* **TASK GOAL**
Will you quote all of the entries, word for word?

# START OF DATA ENTRIES

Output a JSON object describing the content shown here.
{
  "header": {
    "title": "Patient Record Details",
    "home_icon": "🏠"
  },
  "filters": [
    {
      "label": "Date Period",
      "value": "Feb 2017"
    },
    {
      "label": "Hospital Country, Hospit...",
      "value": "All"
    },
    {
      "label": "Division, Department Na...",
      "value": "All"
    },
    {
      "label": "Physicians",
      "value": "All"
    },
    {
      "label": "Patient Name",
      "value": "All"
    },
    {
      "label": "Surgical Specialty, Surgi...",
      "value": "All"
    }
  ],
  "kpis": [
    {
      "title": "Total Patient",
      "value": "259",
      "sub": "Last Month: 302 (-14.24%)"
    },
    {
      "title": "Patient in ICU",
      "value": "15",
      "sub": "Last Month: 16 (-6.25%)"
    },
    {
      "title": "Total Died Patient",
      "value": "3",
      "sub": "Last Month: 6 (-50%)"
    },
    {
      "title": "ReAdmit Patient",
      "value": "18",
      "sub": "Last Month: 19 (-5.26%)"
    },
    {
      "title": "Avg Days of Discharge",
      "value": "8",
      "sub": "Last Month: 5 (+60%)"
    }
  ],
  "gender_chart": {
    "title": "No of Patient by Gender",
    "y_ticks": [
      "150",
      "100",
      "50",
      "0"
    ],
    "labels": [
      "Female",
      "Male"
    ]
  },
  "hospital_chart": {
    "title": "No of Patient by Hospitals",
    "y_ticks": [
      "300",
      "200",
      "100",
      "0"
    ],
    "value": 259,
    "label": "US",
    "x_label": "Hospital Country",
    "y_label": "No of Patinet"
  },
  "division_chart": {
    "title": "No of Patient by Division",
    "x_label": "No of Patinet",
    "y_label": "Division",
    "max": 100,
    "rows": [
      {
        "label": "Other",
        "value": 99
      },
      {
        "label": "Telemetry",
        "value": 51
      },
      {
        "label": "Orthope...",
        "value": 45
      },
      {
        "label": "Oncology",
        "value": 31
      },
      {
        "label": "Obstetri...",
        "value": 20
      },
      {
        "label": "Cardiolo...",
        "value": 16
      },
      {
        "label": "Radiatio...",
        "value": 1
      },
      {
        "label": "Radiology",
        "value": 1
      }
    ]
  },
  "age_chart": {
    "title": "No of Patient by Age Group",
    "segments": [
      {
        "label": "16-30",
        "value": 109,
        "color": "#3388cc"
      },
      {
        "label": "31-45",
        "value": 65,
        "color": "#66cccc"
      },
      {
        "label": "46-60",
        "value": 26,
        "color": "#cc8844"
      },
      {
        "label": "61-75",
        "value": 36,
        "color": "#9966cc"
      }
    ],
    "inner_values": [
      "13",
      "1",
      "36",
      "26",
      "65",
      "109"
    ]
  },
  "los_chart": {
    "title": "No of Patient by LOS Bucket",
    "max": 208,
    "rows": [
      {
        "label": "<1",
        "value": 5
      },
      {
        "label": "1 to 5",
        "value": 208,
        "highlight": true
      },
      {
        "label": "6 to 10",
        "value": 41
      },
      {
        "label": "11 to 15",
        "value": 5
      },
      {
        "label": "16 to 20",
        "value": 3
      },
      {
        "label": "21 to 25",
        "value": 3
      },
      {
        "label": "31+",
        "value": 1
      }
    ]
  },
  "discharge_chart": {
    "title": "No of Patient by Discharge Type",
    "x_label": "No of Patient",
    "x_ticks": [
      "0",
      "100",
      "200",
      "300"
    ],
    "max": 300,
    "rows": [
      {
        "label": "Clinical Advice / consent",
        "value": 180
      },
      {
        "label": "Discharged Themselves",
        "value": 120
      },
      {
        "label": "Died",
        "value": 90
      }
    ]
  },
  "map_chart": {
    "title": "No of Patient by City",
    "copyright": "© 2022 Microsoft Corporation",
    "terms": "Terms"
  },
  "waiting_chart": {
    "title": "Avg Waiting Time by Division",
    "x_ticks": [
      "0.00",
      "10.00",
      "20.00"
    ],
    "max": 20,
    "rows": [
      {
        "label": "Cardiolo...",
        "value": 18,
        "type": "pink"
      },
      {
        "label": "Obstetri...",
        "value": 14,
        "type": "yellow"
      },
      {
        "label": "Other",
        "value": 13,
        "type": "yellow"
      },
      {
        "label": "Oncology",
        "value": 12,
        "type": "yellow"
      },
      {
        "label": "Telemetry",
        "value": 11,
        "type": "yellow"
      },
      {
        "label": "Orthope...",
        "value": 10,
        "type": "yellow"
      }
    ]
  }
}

# END OF DATA ENTRIES

* **CORRECT OUTPUT**
Output a JSON object describing the content shown here.
{
  "header": {
    "title": "Patient Record Details",
    "home_icon": "🏠"
  },
  "filters": [
    {
      "label": "Date Period",
      "value": "Feb 2017"
    },
    {
      "label": "Hospital Country, Hospit...",
      "value": "All"
    },
    {
      "label": "Division, Department Na...",
      "value": "All"
    },
    {
      "label": "Physicians",
      "value": "All"
    },
    {
      "label": "Patient Name",
      "value": "All"
    },
    {
      "label": "Surgical Specialty, Surgi...",
      "value": "All"
    }
  ],
  "kpis": [
    {
      "title": "Total Patient",
      "value": "259",
      "sub": "Last Month: 302 (-14.24%)"
    },
    {
      "title": "Patient in ICU",
      "value": "15",
      "sub": "Last Month: 16 (-6.25%)"
    },
    {
      "title": "Total Died Patient",
      "value": "3",
      "sub": "Last Month: 6 (-50%)"
    },
    {
      "title": "ReAdmit Patient",
      "value": "18",
      "sub": "Last Month: 19 (-5.26%)"
    },
    {
      "title": "Avg Days of Discharge",
      "value": "8",
      "sub": "Last Month: 5 (+60%)"
    }
  ],
  "gender_chart": {
    "title": "No of Patient by Gender",
    "y_ticks": [
      "150",
      "100",
      "50",
      "0"
    ],
    "labels": [
      "Female",
      "Male"
    ]
  },
  "hospital_chart": {
    "title": "No of Patient by Hospitals",
    "y_ticks": [
      "300",
      "200",
      "100",
      "0"
    ],
    "value": 259,
    "label": "US",
    "x_label": "Hospital Country",
    "y_label": "No of Patinet"
  },
  "division_chart": {
    "title": "No of Patient by Division",
    "x_label": "No of Patinet",
    "y_label": "Division",
    "max": 100,
    "rows": [
      {
        "label": "Other",
        "value": 99
      },
      {
        "label": "Telemetry",
        "value": 51
      },
      {
        "label": "Orthope...",
        "value": 45
      },
      {
        "label": "Oncology",
        "value": 31
      },
      {
        "label": "Obstetri...",
        "value": 20
      },
      {
        "label": "Cardiolo...",
        "value": 16
      },
      {
        "label": "Radiatio...",
        "value": 1
      },
      {
        "label": "Radiology",
        "value": 1
      }
    ]
  },
  "age_chart": {
    "title": "No of Patient by Age Group",
    "segments": [
      {
        "label": "16-30",
        "value": 109,
        "color": "#3388cc"
      },
      {
        "label": "31-45",
        "value": 65,
        "color": "#66cccc"
      },
      {
        "label": "46-60",
        "value": 26,
        "color": "#cc8844"
      },
      {
        "label": "61-75",
        "value": 36,
        "color": "#9966cc"
      }
    ],
    "inner_values": [
      "13",
      "1",
      "36",
      "26",
      "65",
      "109"
    ]
  },
  "los_chart": {
    "title": "No of Patient by LOS Bucket",
    "max": 208,
    "rows": [
      {
        "label": "<1",
        "value": 5
      },
      {
        "label": "1 to 5",
        "value": 208,
        "highlight": true
      },
      {
        "label": "6 to 10",
        "value": 41
      },
      {
        "label": "11 to 15",
        "value": 5
      },
      {
        "label": "16 to 20",
        "value": 3
      },
      {
        "label": "21 to 25",
        "value": 3
      },
      {
        "label": "31+",
        "value": 1
      }
    ]
  },
  "discharge_chart": {
    "title": "No of Patient by Discharge Type",
    "x_label": "No of Patient",
    "x_ticks": [
      "0",
      "100",
      "200",
      "300"
    ],
    "max": 300,
    "rows": [
      {
        "label": "Clinical Advice / consent",
        "value": 180
      },
      {
        "label": "Discharged Themselves",
        "value": 120
      },
      {
        "label": "Died",
        "value": 90
      }
    ]
  },
  "map_chart": {
    "title": "No of Patient by City",
    "copyright": "© 2022 Microsoft Corporation",
    "terms": "Terms"
  },
  "waiting_chart": {
    "title": "Avg Waiting Time by Division",
    "x_ticks": [
      "0.00",
      "10.00",
      "20.00"
    ],
    "max": 20,
    "rows": [
      {
        "label": "Cardiolo...",
        "value": 18,
        "type": "pink"
      },
      {
        "label": "Obstetri...",
        "value": 14,
        "type": "yellow"
      },
      {
        "label": "Other",
        "value": 13,
        "type": "yellow"
      },
      {
        "label": "Oncology",
        "value": 12,
        "type": "yellow"
      },
      {
        "label": "Telemetry",
        "value": 11,
        "type": "yellow"
      },
      {
        "label": "Orthope...",
        "value": 10,
        "type": "yellow"
      }
    ]
  }
}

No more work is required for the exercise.